● Selected extract:
======

Registrations are now open. Join us today!
There is still a lot of work to do on the wiki yet! More information about editing can be found here.
Already have an account?

Microsoft KB Archive/106261

From BetaArchive Wiki

How to Trap Floating-Point Exceptions Using C++


The information in this article applies to:

  • Microsoft C/C++ for MS-DOS, version 7.0
  • Microsoft Visual C++, versions 1.0, 1.5


In C++, exceptions are normally handled by try catch blocks. However, Microsoft C++ versions 7.0 and 8.0 do not support the handling of floating-point exceptions. Also, because the longjmp() and setjmp() functions are not part of the C++ language, the header files included with the Microsoft C++ compiler do not allow the use of the longjmp() and signal() functions in a C++ program. These functions are needed to trap floating-point exceptions. This article explains why these functions are not defined, and how you can trap floating-point exceptions in C++.

======

● Assignment:
Answer these questions about the article on trapping floating-point exceptions in C++:
(a) Which versions of Microsoft Visual C++ does the information apply to?
(b) Which versions of Microsoft C++ do not support handling floating-point exceptions?
(c) Which two functions do the header files with the Microsoft C++ compiler not allow in a C++ program?
Draw only on the text itself.

======

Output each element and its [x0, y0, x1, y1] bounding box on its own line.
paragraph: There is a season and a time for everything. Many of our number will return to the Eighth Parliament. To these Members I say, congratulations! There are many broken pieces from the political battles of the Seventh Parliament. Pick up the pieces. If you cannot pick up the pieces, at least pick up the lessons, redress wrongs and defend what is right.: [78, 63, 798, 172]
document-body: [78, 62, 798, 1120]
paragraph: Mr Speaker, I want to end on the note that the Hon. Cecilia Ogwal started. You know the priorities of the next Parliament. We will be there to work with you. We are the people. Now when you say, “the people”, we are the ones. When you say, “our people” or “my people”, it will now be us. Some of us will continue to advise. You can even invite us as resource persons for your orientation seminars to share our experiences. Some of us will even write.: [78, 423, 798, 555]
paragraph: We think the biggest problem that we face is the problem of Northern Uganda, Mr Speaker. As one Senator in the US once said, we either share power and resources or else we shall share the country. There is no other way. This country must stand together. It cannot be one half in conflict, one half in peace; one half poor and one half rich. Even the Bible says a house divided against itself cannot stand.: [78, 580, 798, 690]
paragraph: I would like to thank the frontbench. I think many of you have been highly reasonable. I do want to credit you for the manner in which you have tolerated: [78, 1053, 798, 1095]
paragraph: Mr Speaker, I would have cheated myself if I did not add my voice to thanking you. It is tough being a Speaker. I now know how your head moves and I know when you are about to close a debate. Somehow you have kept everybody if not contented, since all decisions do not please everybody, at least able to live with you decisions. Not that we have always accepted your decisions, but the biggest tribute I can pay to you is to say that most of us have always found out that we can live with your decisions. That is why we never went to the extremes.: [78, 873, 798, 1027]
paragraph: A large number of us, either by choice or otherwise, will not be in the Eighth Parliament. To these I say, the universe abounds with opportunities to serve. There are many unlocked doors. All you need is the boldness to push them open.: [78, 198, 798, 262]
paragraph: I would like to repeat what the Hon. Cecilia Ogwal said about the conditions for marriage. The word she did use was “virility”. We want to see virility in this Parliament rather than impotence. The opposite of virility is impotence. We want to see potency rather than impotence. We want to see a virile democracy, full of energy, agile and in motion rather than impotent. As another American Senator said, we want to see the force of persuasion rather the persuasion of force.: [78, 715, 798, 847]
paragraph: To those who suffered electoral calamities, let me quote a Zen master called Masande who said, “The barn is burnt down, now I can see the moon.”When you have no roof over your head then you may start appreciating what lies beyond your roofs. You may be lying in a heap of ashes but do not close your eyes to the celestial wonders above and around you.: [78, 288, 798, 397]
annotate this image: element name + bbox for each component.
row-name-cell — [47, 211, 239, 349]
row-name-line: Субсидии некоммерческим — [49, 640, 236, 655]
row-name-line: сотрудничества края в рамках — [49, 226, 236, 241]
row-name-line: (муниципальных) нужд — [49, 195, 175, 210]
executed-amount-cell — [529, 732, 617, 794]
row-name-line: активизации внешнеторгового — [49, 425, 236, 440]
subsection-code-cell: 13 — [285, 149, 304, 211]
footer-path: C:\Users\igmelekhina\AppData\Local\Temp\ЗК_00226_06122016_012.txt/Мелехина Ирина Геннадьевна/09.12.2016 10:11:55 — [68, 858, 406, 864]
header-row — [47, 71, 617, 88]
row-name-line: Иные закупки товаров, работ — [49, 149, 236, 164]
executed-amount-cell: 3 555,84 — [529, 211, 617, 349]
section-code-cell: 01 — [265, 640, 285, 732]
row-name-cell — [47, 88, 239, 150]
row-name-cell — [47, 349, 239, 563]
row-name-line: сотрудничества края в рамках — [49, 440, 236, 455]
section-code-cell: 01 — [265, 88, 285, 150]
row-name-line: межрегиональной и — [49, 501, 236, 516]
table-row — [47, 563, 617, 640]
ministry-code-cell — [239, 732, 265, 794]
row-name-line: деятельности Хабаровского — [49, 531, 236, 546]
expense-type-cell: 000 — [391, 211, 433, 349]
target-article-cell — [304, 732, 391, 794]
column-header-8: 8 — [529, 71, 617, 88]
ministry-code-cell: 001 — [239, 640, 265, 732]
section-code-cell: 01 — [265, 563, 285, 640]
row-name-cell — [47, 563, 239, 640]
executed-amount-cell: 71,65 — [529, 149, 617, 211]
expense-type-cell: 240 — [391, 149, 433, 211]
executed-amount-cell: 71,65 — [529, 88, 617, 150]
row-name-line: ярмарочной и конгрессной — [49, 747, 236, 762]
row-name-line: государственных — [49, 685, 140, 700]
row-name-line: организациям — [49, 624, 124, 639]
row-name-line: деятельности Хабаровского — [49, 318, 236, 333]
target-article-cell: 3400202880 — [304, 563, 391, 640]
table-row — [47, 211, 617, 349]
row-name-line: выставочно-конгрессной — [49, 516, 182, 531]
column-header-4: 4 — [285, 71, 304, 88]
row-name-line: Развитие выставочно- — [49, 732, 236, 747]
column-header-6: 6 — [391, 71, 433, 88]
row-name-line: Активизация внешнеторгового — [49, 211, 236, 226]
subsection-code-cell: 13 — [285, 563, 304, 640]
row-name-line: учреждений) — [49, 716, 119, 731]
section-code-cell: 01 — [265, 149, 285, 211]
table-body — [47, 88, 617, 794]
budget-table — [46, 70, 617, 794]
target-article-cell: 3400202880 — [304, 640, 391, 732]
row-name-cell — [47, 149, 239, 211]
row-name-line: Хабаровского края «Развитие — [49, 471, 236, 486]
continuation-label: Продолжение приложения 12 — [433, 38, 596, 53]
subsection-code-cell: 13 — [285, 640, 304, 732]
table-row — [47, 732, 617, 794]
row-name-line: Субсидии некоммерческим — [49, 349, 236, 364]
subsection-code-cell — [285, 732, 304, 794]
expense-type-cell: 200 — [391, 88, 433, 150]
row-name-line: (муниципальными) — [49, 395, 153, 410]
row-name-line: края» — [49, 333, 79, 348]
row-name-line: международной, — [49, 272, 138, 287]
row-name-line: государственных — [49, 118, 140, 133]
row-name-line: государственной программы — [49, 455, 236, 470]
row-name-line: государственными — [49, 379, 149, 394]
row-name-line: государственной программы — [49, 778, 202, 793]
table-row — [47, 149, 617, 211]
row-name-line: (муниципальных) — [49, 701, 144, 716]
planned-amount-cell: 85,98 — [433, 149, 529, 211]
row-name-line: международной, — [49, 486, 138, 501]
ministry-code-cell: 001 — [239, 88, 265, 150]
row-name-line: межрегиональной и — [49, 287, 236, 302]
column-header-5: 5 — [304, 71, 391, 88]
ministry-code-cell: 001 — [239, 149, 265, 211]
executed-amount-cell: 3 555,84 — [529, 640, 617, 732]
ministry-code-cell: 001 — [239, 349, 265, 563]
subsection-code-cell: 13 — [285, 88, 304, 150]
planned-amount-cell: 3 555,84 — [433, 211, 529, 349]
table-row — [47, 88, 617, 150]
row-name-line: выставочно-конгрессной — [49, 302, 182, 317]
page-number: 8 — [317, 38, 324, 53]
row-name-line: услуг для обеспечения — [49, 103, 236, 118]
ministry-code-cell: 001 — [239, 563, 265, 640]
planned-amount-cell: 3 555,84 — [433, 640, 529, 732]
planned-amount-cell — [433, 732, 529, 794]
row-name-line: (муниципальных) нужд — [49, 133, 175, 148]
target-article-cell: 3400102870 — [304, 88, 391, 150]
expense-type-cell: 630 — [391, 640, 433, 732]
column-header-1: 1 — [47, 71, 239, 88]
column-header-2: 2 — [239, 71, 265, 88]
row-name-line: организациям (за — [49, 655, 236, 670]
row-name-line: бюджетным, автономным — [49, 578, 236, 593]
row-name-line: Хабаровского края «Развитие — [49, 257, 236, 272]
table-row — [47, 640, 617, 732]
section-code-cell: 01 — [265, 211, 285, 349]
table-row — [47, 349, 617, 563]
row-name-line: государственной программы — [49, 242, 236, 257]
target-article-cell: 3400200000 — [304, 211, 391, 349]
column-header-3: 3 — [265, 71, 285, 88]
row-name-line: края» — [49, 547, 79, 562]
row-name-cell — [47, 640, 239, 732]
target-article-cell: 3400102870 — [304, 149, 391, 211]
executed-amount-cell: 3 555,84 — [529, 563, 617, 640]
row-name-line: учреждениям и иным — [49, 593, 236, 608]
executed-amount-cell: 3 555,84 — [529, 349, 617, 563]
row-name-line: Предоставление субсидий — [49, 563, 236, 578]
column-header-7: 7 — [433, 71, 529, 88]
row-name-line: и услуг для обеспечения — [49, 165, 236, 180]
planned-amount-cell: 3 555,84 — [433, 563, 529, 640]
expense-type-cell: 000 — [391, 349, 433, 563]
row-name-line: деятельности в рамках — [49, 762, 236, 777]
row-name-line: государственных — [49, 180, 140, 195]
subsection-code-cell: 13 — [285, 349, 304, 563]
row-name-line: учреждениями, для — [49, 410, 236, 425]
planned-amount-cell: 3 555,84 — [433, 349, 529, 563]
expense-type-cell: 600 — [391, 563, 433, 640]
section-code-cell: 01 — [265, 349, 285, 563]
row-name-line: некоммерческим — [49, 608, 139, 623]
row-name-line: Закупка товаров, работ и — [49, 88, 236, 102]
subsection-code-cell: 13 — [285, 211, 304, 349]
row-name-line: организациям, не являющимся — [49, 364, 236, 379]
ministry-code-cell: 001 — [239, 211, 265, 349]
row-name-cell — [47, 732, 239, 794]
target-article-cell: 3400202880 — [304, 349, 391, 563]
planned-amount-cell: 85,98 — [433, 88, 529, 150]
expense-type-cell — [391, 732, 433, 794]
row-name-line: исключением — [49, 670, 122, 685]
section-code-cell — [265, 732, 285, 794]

======

● Result:
(a) Versions 1.0 and 1.5.
(b) Versions 7.0 and 8.0.
(c) The longjmp() and signal() functions.